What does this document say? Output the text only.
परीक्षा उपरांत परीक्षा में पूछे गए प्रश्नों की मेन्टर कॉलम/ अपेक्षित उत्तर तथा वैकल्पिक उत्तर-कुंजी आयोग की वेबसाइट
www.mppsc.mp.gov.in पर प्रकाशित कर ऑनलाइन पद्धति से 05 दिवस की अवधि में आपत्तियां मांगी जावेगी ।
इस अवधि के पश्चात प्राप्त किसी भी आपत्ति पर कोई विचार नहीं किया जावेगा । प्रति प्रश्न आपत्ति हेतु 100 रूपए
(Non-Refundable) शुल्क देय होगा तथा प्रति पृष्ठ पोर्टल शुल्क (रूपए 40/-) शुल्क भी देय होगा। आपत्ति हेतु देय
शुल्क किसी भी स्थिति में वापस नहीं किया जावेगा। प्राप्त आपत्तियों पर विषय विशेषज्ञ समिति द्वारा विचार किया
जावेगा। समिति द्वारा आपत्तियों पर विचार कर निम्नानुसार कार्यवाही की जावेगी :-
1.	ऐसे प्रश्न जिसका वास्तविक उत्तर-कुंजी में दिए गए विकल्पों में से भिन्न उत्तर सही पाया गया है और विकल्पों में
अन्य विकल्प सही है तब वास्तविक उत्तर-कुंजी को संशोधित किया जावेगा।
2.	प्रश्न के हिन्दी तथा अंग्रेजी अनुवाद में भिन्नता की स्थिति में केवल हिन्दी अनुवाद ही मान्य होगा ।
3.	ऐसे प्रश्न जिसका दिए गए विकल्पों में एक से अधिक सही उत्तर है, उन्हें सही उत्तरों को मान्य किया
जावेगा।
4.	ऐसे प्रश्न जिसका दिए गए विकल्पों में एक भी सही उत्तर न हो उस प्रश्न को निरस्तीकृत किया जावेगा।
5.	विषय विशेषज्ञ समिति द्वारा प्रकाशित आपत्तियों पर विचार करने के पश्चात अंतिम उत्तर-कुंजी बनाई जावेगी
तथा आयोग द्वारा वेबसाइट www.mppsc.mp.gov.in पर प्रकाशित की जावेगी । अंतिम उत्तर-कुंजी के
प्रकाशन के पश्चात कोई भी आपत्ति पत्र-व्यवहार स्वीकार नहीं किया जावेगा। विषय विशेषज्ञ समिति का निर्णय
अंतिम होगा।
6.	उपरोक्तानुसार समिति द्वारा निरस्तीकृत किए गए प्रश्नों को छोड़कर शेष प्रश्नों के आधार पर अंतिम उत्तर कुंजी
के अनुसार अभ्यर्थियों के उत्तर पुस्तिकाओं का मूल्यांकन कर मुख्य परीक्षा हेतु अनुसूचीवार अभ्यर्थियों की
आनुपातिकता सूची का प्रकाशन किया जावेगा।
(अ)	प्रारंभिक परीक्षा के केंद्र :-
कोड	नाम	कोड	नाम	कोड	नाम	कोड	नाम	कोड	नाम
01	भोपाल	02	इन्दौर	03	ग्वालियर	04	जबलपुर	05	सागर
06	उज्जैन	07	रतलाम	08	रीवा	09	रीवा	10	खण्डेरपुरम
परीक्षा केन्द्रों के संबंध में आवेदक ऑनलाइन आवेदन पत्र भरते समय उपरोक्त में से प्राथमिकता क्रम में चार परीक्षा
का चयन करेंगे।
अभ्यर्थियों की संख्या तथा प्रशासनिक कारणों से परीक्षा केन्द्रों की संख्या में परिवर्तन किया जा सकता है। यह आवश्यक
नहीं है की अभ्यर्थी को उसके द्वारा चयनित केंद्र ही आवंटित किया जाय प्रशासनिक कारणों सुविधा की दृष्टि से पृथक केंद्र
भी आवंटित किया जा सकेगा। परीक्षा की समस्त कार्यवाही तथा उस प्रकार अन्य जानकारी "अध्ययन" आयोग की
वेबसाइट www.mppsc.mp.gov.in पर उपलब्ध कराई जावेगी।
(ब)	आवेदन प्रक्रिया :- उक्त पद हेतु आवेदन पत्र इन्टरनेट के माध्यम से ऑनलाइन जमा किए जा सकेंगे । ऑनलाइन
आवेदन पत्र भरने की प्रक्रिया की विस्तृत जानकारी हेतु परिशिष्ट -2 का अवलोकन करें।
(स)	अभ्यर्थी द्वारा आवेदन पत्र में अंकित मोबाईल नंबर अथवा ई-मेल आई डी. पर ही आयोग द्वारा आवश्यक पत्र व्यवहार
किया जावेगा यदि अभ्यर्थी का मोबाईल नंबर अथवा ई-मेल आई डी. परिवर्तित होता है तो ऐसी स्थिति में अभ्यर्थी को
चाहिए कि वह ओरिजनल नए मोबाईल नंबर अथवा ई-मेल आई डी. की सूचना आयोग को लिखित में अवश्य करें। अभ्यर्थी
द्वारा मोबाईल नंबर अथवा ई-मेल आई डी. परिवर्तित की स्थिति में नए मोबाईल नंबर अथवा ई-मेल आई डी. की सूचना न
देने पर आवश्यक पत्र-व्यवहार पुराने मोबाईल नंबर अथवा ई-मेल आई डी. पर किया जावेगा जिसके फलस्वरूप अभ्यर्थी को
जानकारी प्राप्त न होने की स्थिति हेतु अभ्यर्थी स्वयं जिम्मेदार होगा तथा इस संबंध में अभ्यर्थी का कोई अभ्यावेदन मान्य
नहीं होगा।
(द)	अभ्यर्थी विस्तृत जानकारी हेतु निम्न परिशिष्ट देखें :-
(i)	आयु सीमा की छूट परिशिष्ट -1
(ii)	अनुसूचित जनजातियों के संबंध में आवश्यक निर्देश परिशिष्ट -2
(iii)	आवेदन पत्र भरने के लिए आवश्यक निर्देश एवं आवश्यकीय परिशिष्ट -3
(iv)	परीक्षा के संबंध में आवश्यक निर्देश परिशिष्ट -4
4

• • • • • • •

STATED TASK: Search the records for the word "mppsc", then list every line that has it.

SOLUTION TO THE PROBLEM:
www.mppsc.mp.gov.in पर प्रकाशित कर ऑनलाइन पद्धति से 05 दिवस की अवधि में आपत्तियां मांगी जावेगी ।
तथा आयोग द्वारा वेबसाइट www.mppsc.mp.gov.in पर प्रकाशित की जावेगी । अंतिम उत्तर-कुंजी के
वेबसाइट www.mppsc.mp.gov.in पर उपलब्ध कराई जावेगी।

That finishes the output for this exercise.